→ **What you need to do**: Could you write out every record below exactly, leaving out any pictures?

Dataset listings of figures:
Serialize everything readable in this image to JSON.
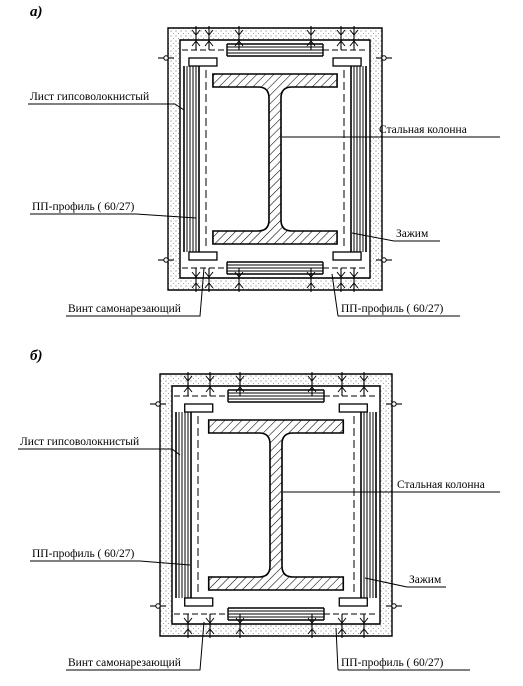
{
  "figures": [
    {
      "id": "a",
      "marker": "а)",
      "labels": {
        "gypsum_sheet": "Лист гипсоволокнистый",
        "steel_column": "Стальная колонна",
        "pp_profile_left": "ПП-профиль ( 60/27)",
        "clamp": "Зажим",
        "screw": "Винт самонарезающий",
        "pp_profile_bottom": "ПП-профиль ( 60/27)"
      }
    },
    {
      "id": "b",
      "marker": "б)",
      "labels": {
        "gypsum_sheet": "Лист гипсоволокнистый",
        "steel_column": "Стальная колонна",
        "pp_profile_left": "ПП-профиль ( 60/27)",
        "clamp": "Зажим",
        "screw": "Винт самонарезающий",
        "pp_profile_bottom": "ПП-профиль ( 60/27)"
      }
    }
  ],
  "colors": {
    "line": "#000000",
    "stipple": "#555555",
    "background": "#ffffff"
  }
}
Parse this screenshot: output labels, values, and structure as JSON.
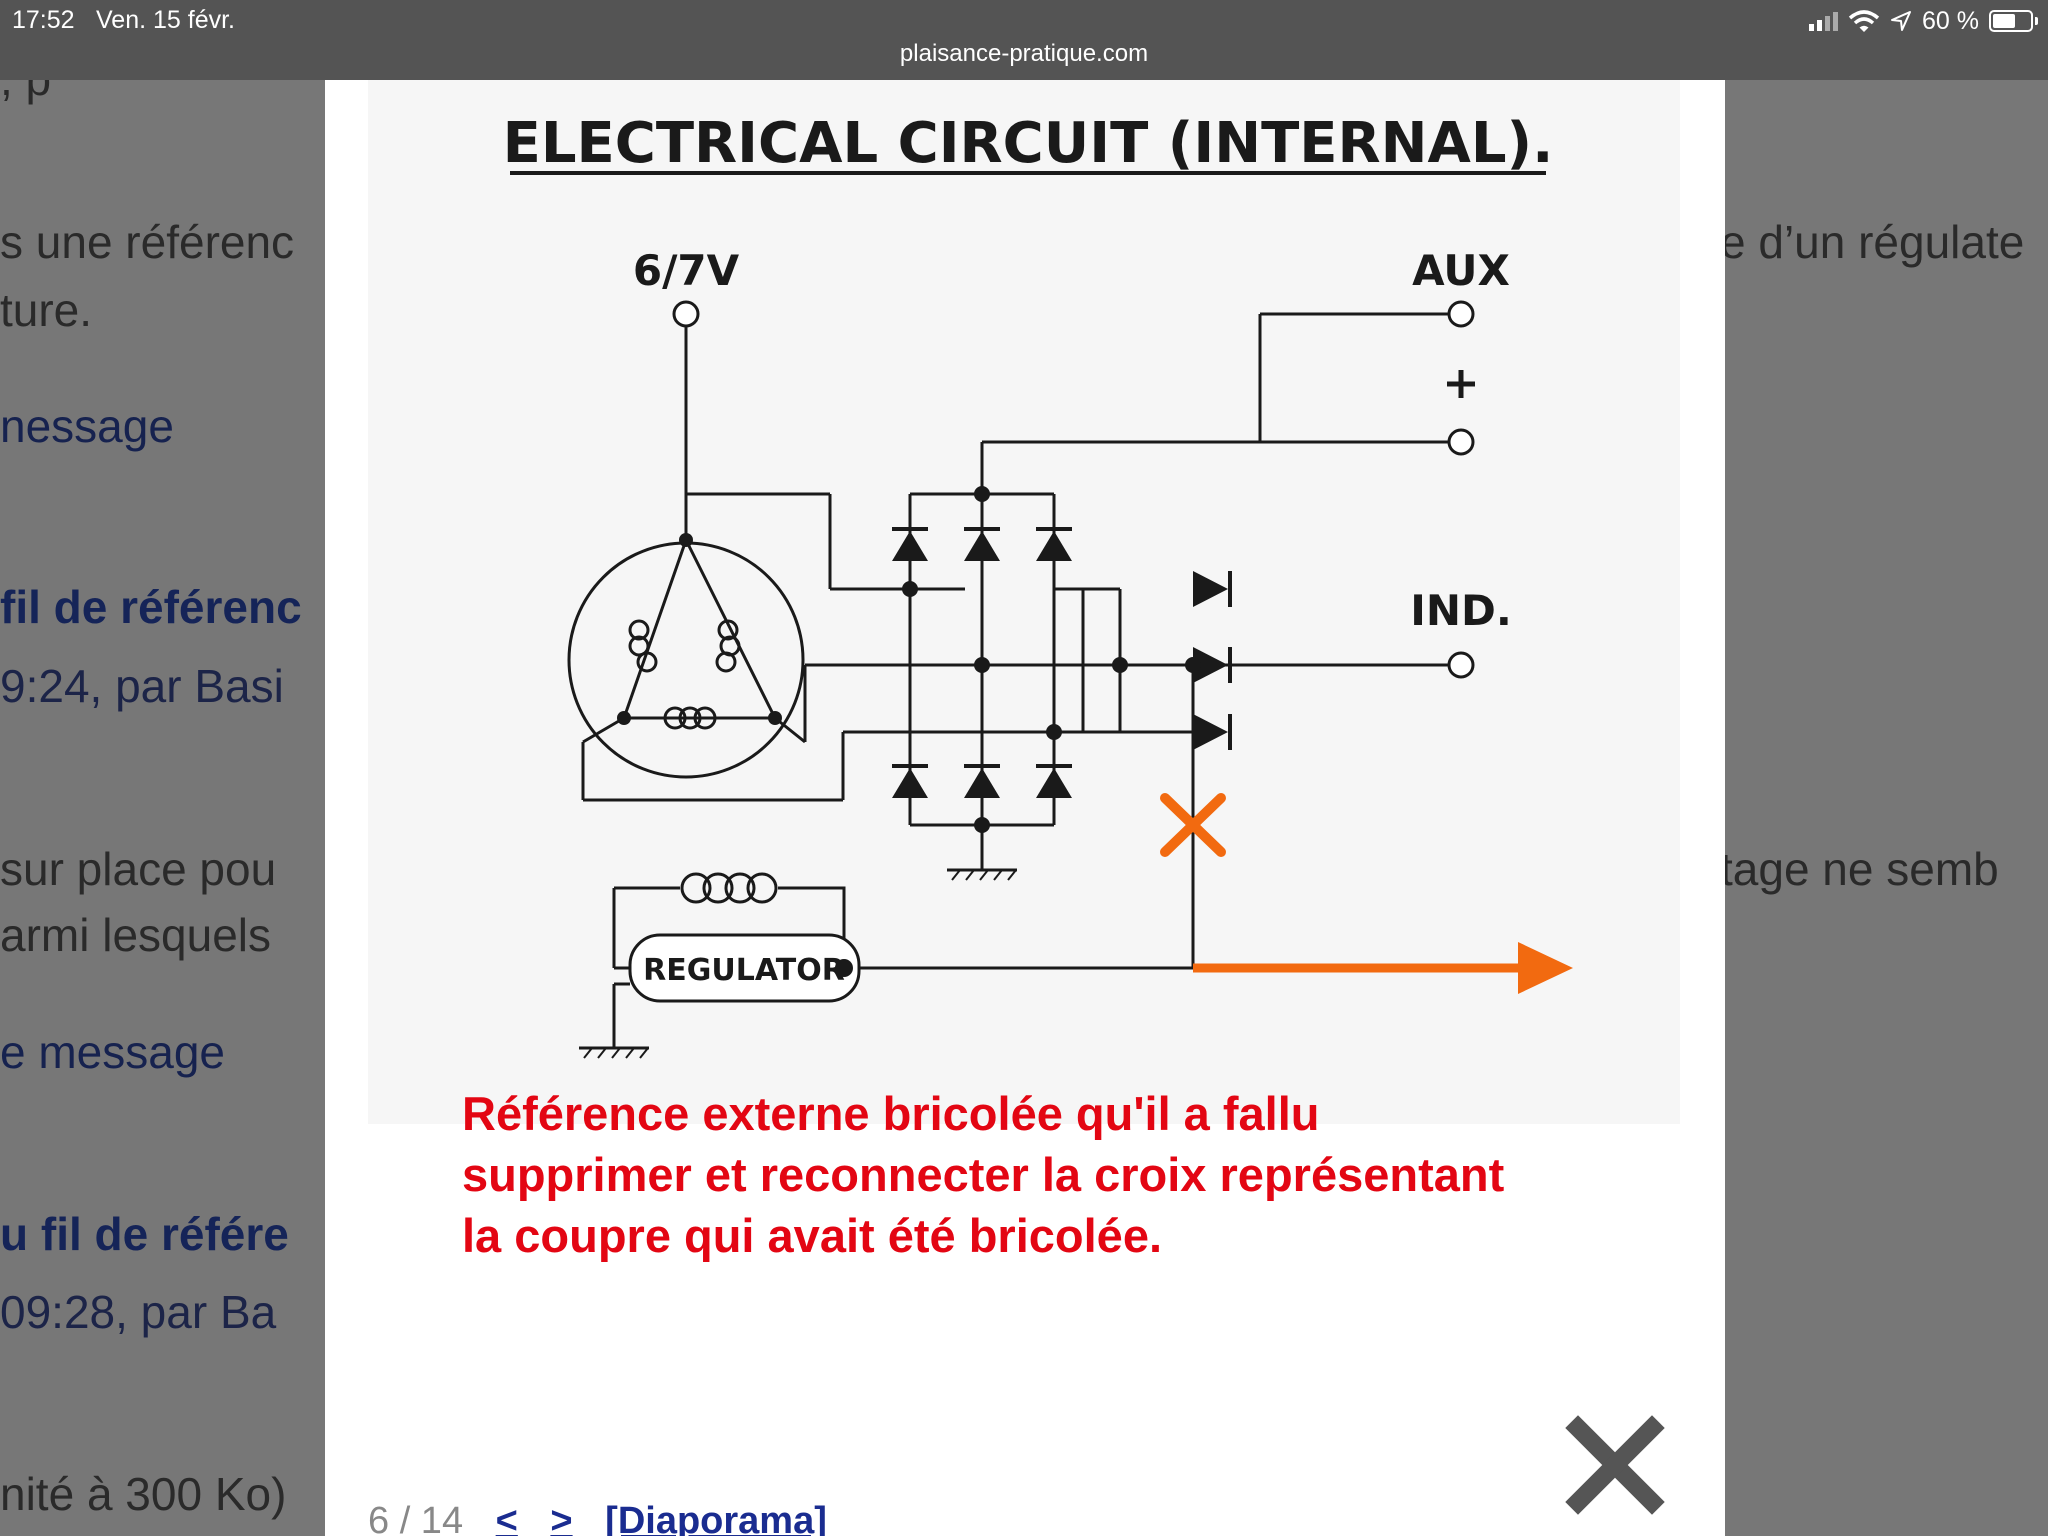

→ **Completed exercise**:
Serialize everything readable in this image to JSON.
{
  "figures": [
    {
      "id": "a",
      "marker": "а)",
      "labels": {
        "gypsum_sheet": "Лист гипсоволокнистый",
        "steel_column": "Стальная колонна",
        "pp_profile_left": "ПП-профиль ( 60/27)",
        "clamp": "Зажим",
        "screw": "Винт самонарезающий",
        "pp_profile_bottom": "ПП-профиль ( 60/27)"
      }
    },
    {
      "id": "b",
      "marker": "б)",
      "labels": {
        "gypsum_sheet": "Лист гипсоволокнистый",
        "steel_column": "Стальная колонна",
        "pp_profile_left": "ПП-профиль ( 60/27)",
        "clamp": "Зажим",
        "screw": "Винт самонарезающий",
        "pp_profile_bottom": "ПП-профиль ( 60/27)"
      }
    }
  ],
  "colors": {
    "line": "#000000",
    "stipple": "#555555",
    "background": "#ffffff"
  }
}
Parse this screenshot: output labels, values, and structure as JSON.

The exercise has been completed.